[Element box annotations]
......

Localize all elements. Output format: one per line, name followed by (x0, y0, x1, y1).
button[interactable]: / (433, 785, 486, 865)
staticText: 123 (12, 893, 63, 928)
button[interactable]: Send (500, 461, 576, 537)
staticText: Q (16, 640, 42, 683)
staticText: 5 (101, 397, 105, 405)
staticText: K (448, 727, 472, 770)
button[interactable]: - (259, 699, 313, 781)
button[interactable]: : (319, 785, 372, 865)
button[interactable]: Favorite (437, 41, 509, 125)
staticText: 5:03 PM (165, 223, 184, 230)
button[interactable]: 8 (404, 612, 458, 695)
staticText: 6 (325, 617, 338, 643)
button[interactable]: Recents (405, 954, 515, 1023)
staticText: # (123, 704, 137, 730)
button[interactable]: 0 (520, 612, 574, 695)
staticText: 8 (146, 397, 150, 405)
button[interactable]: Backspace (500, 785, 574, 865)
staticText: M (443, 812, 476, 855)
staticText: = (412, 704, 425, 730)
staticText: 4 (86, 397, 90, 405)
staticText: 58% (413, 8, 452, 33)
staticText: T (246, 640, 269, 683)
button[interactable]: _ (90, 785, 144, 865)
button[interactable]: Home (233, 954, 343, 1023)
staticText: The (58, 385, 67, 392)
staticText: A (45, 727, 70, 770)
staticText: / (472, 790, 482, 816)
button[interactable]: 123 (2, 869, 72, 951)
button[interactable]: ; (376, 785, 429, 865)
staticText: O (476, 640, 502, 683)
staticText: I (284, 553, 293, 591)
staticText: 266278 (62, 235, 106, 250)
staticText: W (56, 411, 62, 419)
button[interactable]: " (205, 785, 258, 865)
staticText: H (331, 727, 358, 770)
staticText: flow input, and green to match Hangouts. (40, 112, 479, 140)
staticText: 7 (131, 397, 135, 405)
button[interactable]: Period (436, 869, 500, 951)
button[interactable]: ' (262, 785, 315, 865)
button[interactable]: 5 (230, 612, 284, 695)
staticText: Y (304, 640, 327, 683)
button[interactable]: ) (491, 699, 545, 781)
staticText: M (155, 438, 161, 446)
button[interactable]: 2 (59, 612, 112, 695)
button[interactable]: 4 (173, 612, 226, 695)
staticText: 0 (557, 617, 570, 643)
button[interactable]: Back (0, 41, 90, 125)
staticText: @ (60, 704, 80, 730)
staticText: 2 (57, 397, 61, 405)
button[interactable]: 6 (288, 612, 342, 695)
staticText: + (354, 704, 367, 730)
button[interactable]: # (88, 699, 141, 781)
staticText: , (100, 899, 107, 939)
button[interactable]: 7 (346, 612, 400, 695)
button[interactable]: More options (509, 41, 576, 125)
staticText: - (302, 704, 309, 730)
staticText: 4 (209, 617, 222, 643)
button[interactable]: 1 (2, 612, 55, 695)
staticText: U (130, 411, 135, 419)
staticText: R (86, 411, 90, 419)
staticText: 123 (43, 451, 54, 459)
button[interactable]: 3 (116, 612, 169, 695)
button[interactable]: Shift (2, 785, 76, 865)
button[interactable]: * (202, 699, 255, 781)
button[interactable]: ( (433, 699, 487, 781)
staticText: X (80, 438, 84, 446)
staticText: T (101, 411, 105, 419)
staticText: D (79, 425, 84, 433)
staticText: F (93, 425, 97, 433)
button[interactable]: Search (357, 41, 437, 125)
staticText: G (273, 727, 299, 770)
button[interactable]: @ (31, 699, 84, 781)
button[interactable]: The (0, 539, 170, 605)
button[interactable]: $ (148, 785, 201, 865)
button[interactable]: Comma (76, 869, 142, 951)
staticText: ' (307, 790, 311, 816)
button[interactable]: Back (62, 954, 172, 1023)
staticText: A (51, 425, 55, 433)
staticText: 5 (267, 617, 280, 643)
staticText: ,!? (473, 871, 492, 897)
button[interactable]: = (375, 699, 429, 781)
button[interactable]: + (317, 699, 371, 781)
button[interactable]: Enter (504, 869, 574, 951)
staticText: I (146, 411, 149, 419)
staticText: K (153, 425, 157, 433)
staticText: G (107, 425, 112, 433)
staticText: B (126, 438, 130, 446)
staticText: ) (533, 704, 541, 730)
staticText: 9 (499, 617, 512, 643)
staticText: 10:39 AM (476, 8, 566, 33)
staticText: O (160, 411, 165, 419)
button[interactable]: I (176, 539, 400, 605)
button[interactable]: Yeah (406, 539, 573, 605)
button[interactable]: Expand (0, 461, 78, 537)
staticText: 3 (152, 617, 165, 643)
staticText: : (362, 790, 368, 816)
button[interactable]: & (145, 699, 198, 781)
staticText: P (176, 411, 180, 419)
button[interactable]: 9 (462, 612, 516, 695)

......

Return every line of the records above without any changes.

Localize all elements. Output format: one per line, name followed by (x0, y0, x1, y1).
button[interactable]: / (433, 785, 486, 865)
staticText: 123 (12, 893, 63, 928)
button[interactable]: Send (500, 461, 576, 537)
staticText: Q (16, 640, 42, 683)
staticText: 5 (101, 397, 105, 405)
staticText: K (448, 727, 472, 770)
button[interactable]: - (259, 699, 313, 781)
button[interactable]: : (319, 785, 372, 865)
button[interactable]: Favorite (437, 41, 509, 125)
staticText: 5:03 PM (165, 223, 184, 230)
button[interactable]: 8 (404, 612, 458, 695)
staticText: 6 (325, 617, 338, 643)
button[interactable]: Recents (405, 954, 515, 1023)
staticText: # (123, 704, 137, 730)
button[interactable]: 0 (520, 612, 574, 695)
staticText: 8 (146, 397, 150, 405)
button[interactable]: Backspace (500, 785, 574, 865)
staticText: M (443, 812, 476, 855)
staticText: = (412, 704, 425, 730)
staticText: 4 (86, 397, 90, 405)
staticText: 58% (413, 8, 452, 33)
staticText: T (246, 640, 269, 683)
button[interactable]: _ (90, 785, 144, 865)
button[interactable]: Home (233, 954, 343, 1023)
staticText: The (58, 385, 67, 392)
staticText: A (45, 727, 70, 770)
staticText: / (472, 790, 482, 816)
button[interactable]: 123 (2, 869, 72, 951)
button[interactable]: ; (376, 785, 429, 865)
staticText: O (476, 640, 502, 683)
staticText: I (284, 553, 293, 591)
staticText: 266278 (62, 235, 106, 250)
staticText: W (56, 411, 62, 419)
button[interactable]: " (205, 785, 258, 865)
staticText: H (331, 727, 358, 770)
staticText: flow input, and green to match Hangouts. (40, 112, 479, 140)
staticText: 7 (131, 397, 135, 405)
button[interactable]: Period (436, 869, 500, 951)
button[interactable]: ' (262, 785, 315, 865)
button[interactable]: 5 (230, 612, 284, 695)
staticText: Y (304, 640, 327, 683)
button[interactable]: ) (491, 699, 545, 781)
staticText: M (155, 438, 161, 446)
button[interactable]: 2 (59, 612, 112, 695)
button[interactable]: 4 (173, 612, 226, 695)
staticText: 0 (557, 617, 570, 643)
button[interactable]: Back (0, 41, 90, 125)
staticText: @ (60, 704, 80, 730)
staticText: 2 (57, 397, 61, 405)
button[interactable]: 6 (288, 612, 342, 695)
staticText: + (354, 704, 367, 730)
button[interactable]: # (88, 699, 141, 781)
staticText: , (100, 899, 107, 939)
button[interactable]: 7 (346, 612, 400, 695)
button[interactable]: More options (509, 41, 576, 125)
staticText: - (302, 704, 309, 730)
staticText: 4 (209, 617, 222, 643)
button[interactable]: 1 (2, 612, 55, 695)
staticText: U (130, 411, 135, 419)
staticText: R (86, 411, 90, 419)
staticText: 123 (43, 451, 54, 459)
button[interactable]: 3 (116, 612, 169, 695)
button[interactable]: Shift (2, 785, 76, 865)
button[interactable]: * (202, 699, 255, 781)
button[interactable]: ( (433, 699, 487, 781)
staticText: X (80, 438, 84, 446)
staticText: T (101, 411, 105, 419)
staticText: D (79, 425, 84, 433)
staticText: F (93, 425, 97, 433)
button[interactable]: Search (357, 41, 437, 125)
staticText: G (273, 727, 299, 770)
button[interactable]: @ (31, 699, 84, 781)
button[interactable]: The (0, 539, 170, 605)
button[interactable]: $ (148, 785, 201, 865)
button[interactable]: Comma (76, 869, 142, 951)
staticText: ' (307, 790, 311, 816)
button[interactable]: Back (62, 954, 172, 1023)
staticText: A (51, 425, 55, 433)
staticText: 5 (267, 617, 280, 643)
staticText: ,!? (473, 871, 492, 897)
button[interactable]: = (375, 699, 429, 781)
button[interactable]: + (317, 699, 371, 781)
button[interactable]: Enter (504, 869, 574, 951)
staticText: I (146, 411, 149, 419)
staticText: K (153, 425, 157, 433)
staticText: G (107, 425, 112, 433)
staticText: B (126, 438, 130, 446)
staticText: ) (533, 704, 541, 730)
staticText: 9 (499, 617, 512, 643)
staticText: 10:39 AM (476, 8, 566, 33)
staticText: O (160, 411, 165, 419)
button[interactable]: I (176, 539, 400, 605)
button[interactable]: Yeah (406, 539, 573, 605)
button[interactable]: Expand (0, 461, 78, 537)
staticText: 3 (152, 617, 165, 643)
staticText: : (362, 790, 368, 816)
button[interactable]: & (145, 699, 198, 781)
staticText: P (176, 411, 180, 419)
button[interactable]: 9 (462, 612, 516, 695)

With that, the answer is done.